* _Objective_: Identify all lines below that hold "المؤشر" and collect them.

* _Stored data_:
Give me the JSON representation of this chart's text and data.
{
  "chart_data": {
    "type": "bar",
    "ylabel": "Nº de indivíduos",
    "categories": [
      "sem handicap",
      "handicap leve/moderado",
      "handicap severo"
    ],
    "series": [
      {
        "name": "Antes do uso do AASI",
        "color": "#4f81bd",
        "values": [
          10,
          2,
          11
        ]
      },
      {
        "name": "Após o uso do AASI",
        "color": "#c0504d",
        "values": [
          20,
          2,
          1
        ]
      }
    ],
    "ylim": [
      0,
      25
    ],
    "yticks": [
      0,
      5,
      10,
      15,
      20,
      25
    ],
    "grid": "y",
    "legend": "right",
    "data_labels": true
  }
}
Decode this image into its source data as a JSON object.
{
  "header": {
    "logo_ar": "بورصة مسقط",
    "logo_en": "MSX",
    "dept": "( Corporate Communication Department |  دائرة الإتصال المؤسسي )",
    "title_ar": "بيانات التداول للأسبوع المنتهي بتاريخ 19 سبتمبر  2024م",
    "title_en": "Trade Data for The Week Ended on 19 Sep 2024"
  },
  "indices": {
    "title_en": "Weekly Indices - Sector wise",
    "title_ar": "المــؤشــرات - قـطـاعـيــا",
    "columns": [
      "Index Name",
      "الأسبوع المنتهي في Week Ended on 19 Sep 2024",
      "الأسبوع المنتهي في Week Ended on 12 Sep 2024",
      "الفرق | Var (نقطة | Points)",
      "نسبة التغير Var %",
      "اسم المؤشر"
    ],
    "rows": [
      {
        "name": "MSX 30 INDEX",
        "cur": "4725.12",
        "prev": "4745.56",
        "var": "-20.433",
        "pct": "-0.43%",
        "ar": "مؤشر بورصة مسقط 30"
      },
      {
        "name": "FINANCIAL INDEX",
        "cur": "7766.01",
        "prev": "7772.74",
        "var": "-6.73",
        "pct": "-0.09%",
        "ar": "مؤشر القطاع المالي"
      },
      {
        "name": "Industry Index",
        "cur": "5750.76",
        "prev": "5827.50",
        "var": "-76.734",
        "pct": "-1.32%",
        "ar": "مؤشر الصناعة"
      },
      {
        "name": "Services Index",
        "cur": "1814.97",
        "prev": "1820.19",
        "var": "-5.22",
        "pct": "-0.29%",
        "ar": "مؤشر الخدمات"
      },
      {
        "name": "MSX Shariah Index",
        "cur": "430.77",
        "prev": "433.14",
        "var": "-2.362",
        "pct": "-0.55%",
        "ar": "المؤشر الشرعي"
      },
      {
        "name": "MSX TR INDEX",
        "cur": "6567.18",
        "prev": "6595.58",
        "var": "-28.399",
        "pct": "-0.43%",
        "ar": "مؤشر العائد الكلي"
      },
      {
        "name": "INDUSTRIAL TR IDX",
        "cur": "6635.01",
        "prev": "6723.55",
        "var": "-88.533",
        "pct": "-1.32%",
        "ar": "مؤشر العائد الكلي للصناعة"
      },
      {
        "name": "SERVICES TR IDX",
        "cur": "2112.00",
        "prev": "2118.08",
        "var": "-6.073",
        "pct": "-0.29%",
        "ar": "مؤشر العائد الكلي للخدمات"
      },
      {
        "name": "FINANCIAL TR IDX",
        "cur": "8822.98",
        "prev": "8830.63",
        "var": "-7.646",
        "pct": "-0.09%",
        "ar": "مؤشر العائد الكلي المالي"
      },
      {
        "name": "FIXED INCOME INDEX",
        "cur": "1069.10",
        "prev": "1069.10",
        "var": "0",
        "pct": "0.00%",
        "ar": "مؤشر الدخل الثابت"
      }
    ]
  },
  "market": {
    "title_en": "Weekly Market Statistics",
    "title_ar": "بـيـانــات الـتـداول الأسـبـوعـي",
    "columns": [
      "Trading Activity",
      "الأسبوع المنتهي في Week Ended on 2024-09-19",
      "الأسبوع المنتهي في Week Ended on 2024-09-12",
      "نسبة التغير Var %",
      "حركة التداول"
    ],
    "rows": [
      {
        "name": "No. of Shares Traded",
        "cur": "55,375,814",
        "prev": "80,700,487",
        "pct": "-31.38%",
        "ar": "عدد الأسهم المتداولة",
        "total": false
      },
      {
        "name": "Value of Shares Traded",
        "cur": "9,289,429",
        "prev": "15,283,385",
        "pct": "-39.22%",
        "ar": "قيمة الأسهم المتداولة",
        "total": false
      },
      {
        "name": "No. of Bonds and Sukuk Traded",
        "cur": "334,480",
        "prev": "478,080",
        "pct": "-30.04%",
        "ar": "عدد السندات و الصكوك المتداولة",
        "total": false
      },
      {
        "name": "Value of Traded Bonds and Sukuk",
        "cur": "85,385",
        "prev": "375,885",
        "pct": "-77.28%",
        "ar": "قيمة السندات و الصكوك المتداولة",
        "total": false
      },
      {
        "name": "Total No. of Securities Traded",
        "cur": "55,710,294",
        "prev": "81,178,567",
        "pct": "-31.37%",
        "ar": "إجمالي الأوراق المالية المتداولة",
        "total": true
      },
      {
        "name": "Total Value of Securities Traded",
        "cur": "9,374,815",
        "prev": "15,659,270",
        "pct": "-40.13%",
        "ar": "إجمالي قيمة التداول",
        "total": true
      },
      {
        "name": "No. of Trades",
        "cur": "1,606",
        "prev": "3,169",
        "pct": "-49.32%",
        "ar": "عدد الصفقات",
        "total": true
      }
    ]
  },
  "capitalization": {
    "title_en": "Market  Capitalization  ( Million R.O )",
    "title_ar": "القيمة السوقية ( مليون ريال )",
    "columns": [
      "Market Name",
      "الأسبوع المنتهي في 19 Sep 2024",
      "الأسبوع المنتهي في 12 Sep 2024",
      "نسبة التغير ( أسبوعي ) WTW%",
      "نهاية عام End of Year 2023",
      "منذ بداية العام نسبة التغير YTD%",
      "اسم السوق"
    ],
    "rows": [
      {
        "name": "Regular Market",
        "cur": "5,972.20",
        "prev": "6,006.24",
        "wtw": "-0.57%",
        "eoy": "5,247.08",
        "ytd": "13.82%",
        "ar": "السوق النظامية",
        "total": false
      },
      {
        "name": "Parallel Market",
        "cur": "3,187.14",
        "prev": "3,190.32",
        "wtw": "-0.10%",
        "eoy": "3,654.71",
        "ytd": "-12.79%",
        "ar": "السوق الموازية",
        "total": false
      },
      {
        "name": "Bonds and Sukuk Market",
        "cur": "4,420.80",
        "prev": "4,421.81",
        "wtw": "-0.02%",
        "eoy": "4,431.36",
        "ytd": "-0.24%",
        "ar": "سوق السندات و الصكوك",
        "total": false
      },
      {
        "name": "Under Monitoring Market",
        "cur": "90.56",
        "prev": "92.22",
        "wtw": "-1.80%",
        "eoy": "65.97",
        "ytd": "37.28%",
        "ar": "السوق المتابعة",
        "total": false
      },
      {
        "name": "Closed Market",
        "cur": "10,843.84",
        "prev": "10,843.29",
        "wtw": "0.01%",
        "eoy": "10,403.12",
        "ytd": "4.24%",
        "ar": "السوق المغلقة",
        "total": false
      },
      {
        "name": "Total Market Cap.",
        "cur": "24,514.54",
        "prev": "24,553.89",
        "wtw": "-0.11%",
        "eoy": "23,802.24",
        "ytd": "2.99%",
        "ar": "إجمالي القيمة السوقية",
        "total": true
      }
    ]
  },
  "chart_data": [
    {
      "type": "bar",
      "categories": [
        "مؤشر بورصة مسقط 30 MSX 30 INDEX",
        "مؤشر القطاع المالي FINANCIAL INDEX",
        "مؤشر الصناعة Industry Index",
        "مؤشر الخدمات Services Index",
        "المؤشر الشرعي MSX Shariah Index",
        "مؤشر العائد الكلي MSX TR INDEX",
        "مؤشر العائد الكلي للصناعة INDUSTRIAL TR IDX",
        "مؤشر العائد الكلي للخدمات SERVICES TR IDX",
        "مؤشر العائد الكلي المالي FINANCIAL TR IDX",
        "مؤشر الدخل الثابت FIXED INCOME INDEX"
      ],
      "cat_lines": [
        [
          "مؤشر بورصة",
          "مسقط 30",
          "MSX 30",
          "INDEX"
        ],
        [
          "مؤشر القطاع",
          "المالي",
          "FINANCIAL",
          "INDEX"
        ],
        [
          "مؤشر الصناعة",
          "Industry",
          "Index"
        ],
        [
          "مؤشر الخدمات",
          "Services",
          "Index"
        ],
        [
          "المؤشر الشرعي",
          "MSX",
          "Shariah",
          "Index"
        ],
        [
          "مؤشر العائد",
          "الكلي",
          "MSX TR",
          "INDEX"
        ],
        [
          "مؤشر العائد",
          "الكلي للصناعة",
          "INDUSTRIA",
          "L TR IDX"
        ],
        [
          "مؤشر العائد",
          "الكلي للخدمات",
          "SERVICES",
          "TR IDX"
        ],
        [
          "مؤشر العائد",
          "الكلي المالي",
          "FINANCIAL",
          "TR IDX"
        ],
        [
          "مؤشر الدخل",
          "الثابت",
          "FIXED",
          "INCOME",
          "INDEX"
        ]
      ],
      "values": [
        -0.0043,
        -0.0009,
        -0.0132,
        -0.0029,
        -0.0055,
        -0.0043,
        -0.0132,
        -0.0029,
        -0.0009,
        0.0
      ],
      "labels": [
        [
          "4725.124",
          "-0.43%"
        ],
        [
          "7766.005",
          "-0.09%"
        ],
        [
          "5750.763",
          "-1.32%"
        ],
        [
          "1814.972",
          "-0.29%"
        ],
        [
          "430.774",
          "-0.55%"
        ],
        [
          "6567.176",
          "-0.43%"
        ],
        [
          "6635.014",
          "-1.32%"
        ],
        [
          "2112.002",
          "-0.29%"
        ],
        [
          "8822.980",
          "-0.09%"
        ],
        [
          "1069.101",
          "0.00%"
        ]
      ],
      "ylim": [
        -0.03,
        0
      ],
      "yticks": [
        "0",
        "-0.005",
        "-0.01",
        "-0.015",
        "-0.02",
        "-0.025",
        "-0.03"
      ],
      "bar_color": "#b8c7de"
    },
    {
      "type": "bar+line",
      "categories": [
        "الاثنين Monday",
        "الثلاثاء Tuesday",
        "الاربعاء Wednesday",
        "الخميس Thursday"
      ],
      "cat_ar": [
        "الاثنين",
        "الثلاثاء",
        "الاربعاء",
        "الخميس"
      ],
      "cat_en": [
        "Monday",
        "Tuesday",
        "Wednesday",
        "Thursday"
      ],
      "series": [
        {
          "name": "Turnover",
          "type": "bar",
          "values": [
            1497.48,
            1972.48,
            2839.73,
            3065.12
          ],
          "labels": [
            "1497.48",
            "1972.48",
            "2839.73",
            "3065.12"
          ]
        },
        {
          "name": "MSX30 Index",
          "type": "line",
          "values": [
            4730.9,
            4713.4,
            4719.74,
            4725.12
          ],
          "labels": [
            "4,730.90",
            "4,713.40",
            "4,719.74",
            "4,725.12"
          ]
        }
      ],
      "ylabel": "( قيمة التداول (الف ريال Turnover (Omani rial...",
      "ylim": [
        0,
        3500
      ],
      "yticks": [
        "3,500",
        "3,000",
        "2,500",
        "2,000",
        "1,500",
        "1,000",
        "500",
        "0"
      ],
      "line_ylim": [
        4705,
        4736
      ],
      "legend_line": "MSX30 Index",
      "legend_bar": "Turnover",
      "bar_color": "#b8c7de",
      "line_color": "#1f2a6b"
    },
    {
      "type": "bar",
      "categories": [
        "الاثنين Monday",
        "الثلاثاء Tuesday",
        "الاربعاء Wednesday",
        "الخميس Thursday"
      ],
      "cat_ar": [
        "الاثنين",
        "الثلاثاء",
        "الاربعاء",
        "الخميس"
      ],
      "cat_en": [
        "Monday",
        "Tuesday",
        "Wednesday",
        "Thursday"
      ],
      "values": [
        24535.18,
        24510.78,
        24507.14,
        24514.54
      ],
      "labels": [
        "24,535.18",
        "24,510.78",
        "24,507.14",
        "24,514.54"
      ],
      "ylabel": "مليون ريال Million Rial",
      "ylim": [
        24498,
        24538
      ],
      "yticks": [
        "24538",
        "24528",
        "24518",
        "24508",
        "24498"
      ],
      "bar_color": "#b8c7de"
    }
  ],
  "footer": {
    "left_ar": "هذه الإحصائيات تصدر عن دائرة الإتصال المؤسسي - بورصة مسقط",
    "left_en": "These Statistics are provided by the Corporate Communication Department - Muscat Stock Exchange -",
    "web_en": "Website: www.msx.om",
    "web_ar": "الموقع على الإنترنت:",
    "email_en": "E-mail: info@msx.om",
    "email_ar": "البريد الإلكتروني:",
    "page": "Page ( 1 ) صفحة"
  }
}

* _Answer to the task_:
      "اسم المؤشر"
        "ar": "المؤشر الشرعي"
        "المؤشر الشرعي MSX Shariah Index",
          "المؤشر الشرعي",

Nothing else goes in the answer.